> The input:

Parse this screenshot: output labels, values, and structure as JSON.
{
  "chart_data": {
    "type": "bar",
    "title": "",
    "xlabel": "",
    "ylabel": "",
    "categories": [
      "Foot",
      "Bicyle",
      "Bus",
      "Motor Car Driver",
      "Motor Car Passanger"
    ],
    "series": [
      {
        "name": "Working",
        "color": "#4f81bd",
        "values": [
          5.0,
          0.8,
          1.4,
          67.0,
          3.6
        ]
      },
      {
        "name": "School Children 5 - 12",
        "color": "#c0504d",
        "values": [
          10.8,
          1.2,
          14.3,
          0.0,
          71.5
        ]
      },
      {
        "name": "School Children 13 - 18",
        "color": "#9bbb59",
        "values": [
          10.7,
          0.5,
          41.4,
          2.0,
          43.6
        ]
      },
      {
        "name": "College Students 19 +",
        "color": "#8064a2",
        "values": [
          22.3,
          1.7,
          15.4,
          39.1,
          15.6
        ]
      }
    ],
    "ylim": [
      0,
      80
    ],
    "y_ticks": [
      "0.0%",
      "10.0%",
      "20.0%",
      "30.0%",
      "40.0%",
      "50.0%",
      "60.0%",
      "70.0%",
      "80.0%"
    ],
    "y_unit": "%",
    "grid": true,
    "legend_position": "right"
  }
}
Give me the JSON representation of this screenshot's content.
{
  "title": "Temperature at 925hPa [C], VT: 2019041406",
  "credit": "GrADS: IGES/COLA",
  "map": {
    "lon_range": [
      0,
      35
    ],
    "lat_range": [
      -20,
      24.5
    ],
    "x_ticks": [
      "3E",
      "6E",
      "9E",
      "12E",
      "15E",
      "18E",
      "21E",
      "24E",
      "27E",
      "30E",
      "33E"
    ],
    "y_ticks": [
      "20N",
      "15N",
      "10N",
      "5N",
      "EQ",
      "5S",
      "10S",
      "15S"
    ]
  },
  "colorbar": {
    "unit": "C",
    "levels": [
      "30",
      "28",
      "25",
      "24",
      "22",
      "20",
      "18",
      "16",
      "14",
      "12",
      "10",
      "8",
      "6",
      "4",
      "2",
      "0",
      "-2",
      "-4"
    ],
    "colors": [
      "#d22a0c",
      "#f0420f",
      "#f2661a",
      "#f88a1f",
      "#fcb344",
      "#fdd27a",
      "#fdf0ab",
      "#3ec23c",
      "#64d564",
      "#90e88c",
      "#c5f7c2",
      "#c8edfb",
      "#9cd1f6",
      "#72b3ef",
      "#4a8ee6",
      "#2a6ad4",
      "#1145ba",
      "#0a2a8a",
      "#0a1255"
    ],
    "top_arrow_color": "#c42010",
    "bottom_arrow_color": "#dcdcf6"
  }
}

> Requirements: Gather every line from the listing above in which the word "Motor" appears.

> Result:
      "Motor Car Driver",
      "Motor Car Passanger"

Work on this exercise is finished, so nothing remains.